» What to work on
Count, in the entries below, the lines in which "title" occurs. Give the number, nothing more.
--*--
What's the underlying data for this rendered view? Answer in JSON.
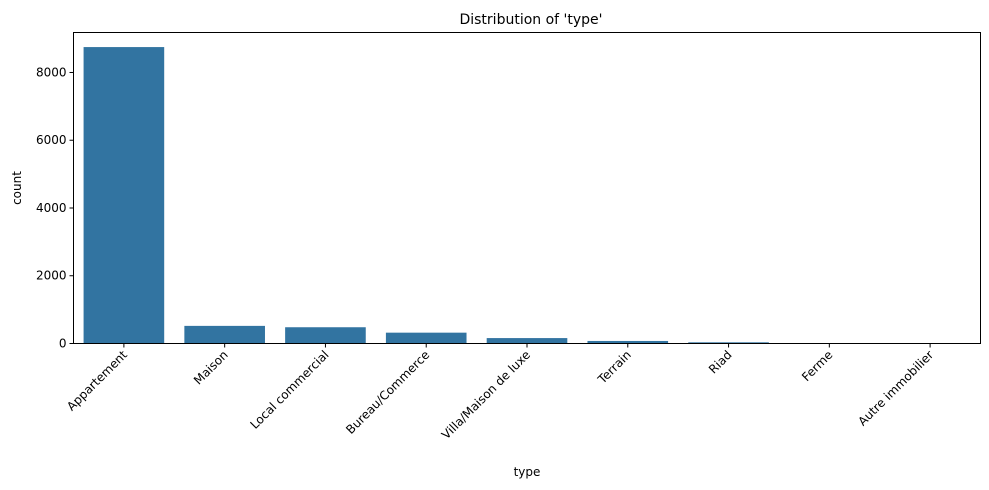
{
  "colors": {
    "bar": "#3274a1",
    "axis": "#000000",
    "background": "#ffffff"
  },
  "chart_data": {
    "type": "bar",
    "title": "Distribution of 'type'",
    "xlabel": "type",
    "ylabel": "count",
    "categories": [
      "Appartement",
      "Maison",
      "Local commercial",
      "Bureau/Commerce",
      "Villa/Maison de luxe",
      "Terrain",
      "Riad",
      "Ferme",
      "Autre immobilier"
    ],
    "values": [
      8750,
      520,
      480,
      320,
      160,
      75,
      35,
      5,
      3
    ],
    "ylim": [
      0,
      9180
    ],
    "yticks": [
      0,
      2000,
      4000,
      6000,
      8000
    ],
    "ytick_labels": [
      "0",
      "2000",
      "4000",
      "6000",
      "8000"
    ],
    "grid": false,
    "legend": false
  }
}
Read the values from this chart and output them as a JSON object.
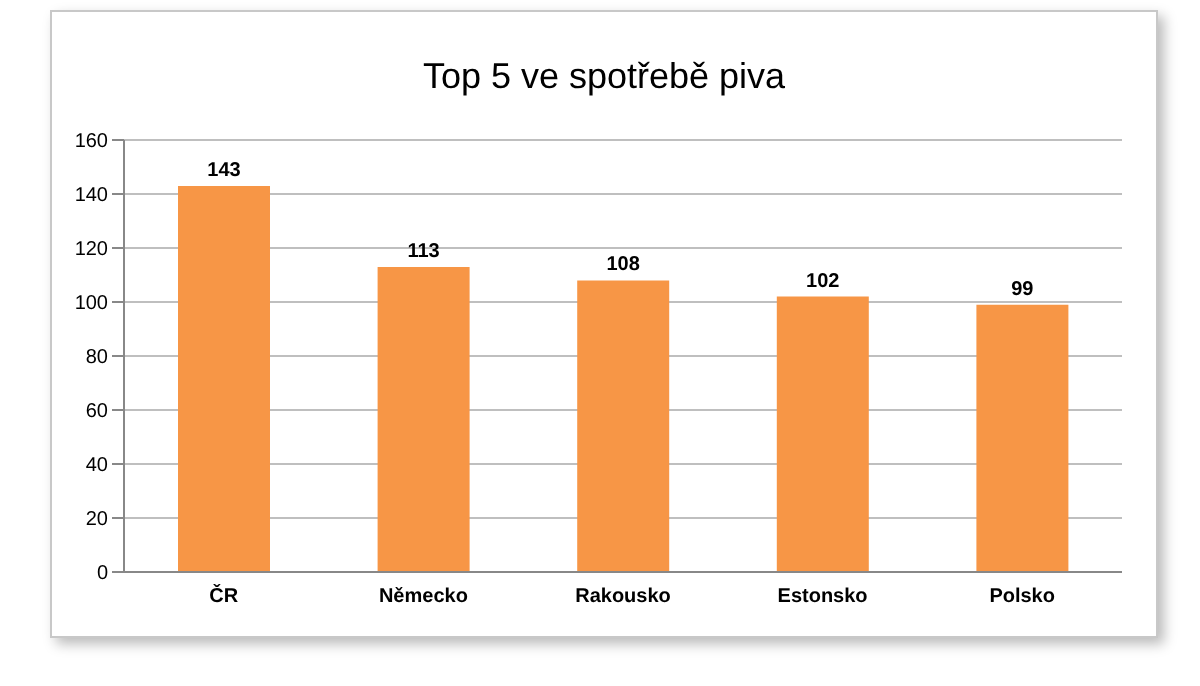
{
  "chart_data": {
    "type": "bar",
    "title": "Top 5 ve spotřebě piva",
    "categories": [
      "ČR",
      "Německo",
      "Rakousko",
      "Estonsko",
      "Polsko"
    ],
    "values": [
      143,
      113,
      108,
      102,
      99
    ],
    "color": "#f79646",
    "ylim": [
      0,
      160
    ],
    "yticks": [
      0,
      20,
      40,
      60,
      80,
      100,
      120,
      140,
      160
    ],
    "grid": "y",
    "data_labels": true
  }
}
--*--
» Solution to this problem
2